◆ MATERIAL PROVIDED
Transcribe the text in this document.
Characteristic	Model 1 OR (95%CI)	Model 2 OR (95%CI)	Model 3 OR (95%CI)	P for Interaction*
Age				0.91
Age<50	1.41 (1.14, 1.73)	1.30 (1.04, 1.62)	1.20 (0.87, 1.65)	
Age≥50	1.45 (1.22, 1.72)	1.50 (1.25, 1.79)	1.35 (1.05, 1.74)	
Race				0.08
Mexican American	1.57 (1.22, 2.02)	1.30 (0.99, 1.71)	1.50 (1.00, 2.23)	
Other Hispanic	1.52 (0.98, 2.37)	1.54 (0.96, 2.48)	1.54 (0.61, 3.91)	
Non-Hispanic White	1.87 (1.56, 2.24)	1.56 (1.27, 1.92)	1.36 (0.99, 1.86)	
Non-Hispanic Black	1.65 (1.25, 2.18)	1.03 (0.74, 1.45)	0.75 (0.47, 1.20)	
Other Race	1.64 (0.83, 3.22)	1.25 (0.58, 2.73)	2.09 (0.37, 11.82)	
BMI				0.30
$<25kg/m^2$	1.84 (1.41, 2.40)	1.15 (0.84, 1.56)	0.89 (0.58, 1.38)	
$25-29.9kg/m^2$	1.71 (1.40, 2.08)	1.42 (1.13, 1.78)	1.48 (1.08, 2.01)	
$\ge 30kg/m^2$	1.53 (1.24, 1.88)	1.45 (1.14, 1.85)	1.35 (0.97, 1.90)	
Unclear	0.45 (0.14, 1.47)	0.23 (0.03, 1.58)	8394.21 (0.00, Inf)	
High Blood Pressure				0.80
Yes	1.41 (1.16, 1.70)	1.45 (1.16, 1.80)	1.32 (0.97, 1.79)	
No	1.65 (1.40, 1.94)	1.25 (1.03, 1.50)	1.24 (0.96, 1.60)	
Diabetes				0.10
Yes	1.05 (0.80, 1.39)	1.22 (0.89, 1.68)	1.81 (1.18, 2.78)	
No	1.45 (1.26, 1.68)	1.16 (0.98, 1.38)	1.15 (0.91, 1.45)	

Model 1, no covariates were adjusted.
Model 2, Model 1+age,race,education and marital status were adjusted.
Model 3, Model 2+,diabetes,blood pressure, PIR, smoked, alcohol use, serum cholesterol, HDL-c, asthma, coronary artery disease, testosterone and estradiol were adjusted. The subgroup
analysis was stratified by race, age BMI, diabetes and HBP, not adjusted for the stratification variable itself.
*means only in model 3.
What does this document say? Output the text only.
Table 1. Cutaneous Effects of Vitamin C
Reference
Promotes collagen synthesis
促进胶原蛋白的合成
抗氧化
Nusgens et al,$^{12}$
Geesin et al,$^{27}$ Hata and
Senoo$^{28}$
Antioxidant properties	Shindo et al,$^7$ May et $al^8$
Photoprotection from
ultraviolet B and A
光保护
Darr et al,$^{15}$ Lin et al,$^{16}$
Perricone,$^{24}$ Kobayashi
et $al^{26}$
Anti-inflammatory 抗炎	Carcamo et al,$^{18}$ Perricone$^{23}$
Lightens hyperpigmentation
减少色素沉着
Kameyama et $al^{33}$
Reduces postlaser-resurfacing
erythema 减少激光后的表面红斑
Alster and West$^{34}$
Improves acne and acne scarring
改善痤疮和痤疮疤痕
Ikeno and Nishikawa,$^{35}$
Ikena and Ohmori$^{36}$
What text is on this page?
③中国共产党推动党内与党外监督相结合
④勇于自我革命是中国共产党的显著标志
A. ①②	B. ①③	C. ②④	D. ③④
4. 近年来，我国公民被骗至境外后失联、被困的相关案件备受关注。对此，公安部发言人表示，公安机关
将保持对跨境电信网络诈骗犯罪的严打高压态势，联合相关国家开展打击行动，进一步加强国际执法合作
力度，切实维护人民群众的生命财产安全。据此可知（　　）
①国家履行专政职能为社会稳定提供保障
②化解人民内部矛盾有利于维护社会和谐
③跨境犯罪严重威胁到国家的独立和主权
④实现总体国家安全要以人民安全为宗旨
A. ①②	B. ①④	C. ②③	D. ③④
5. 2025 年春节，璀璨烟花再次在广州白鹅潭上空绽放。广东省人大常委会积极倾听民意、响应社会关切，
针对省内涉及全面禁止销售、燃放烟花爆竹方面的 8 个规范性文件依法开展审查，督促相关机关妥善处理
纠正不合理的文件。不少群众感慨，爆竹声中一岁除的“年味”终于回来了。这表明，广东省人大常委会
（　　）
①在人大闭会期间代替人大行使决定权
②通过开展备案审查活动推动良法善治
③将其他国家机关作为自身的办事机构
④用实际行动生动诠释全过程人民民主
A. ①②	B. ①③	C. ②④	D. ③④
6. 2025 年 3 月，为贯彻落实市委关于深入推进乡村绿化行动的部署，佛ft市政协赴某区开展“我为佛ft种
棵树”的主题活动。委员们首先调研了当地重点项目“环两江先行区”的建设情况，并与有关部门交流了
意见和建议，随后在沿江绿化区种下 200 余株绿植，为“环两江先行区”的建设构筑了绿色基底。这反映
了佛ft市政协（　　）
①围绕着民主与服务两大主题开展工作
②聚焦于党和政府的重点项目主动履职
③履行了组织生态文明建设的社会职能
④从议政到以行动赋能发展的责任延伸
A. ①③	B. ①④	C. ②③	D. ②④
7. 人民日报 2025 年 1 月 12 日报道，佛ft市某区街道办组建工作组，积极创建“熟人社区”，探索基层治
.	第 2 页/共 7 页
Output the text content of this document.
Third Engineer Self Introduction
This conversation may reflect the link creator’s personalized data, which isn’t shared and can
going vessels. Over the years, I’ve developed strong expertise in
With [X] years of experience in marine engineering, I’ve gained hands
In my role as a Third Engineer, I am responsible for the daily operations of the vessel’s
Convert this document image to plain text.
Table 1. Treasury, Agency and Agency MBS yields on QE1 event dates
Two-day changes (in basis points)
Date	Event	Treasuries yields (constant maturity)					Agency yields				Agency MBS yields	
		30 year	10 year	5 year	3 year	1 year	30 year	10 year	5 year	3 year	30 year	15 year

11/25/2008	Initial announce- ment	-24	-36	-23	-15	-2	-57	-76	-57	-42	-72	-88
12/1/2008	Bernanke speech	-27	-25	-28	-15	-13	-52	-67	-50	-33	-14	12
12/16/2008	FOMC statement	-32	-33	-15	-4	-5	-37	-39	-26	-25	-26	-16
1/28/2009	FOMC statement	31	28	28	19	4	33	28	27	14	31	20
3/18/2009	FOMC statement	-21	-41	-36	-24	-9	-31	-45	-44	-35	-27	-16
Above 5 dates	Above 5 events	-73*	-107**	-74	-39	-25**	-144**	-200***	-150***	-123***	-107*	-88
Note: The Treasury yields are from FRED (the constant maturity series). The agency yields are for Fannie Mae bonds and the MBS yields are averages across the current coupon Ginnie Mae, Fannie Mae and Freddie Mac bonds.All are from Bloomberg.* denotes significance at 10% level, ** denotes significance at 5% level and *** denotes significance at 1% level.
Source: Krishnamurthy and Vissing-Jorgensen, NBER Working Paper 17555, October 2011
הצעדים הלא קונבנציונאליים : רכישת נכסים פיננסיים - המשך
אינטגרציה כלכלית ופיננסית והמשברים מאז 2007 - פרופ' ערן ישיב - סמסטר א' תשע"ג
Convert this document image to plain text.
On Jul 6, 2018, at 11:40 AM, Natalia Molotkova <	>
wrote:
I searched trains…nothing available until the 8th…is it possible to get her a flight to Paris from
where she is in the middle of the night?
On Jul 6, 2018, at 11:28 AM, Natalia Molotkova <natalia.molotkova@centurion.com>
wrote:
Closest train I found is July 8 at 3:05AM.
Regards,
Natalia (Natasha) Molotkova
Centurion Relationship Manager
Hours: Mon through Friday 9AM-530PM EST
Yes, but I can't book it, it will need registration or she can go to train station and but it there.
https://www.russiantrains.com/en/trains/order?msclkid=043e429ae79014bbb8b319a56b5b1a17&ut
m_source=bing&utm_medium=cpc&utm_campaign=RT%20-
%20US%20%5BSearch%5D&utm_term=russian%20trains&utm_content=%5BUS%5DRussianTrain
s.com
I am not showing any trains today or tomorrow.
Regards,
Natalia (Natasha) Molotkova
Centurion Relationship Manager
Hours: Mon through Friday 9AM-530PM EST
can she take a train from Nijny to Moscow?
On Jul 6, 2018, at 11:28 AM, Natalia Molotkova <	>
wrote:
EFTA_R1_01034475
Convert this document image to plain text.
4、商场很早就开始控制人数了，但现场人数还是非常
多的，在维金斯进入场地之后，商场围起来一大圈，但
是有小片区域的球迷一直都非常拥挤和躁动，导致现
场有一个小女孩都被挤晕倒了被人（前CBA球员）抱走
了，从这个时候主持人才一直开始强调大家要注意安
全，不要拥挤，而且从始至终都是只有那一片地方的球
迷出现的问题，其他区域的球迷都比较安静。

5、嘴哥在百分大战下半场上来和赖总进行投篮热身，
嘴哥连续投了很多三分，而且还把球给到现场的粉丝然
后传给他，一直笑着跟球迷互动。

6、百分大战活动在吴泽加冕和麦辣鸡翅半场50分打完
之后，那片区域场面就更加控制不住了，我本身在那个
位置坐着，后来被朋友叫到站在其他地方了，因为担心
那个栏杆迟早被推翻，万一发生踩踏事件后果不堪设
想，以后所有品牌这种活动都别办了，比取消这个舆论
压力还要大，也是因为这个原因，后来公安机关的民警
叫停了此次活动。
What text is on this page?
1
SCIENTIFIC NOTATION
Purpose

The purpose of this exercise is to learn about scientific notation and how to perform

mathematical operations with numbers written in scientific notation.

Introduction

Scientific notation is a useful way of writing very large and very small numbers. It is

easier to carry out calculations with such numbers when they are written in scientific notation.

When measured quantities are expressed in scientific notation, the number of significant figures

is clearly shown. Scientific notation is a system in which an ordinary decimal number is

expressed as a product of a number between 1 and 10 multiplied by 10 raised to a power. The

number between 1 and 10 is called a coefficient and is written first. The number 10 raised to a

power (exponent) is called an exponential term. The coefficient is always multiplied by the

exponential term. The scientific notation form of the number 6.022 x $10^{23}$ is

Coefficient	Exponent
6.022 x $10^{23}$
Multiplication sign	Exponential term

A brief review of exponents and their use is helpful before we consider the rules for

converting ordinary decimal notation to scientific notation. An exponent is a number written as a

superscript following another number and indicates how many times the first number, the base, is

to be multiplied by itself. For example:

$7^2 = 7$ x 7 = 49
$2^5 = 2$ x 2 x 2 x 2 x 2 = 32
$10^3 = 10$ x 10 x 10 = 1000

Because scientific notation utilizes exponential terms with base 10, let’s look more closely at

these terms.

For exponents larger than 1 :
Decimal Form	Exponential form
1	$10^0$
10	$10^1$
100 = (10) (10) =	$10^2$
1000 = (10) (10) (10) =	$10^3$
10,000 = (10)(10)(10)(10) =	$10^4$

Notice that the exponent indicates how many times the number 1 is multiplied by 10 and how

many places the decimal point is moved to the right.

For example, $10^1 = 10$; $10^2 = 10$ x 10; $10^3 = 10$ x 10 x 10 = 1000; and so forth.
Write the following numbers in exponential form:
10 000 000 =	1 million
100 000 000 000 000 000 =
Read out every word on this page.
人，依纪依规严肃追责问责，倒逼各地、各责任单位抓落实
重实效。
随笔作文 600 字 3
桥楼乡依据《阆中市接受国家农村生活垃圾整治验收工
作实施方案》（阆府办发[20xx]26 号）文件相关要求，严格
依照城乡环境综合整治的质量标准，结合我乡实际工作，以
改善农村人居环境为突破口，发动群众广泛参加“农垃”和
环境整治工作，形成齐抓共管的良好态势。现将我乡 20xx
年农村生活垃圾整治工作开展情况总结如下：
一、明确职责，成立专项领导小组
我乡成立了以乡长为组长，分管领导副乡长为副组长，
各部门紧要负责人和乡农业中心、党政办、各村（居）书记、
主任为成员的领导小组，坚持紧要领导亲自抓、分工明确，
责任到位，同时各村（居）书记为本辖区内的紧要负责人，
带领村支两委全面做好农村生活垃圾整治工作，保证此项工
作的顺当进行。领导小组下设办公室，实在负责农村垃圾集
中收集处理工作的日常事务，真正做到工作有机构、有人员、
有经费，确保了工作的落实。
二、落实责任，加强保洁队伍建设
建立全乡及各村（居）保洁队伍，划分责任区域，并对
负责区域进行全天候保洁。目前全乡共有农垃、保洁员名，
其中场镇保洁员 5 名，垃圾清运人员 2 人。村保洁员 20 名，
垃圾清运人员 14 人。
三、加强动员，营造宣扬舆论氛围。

◆ DESCRIPTION OF THE TASK
Write only the number of lines in the data above that include "adjusted".

◆ WORKED ANSWER
4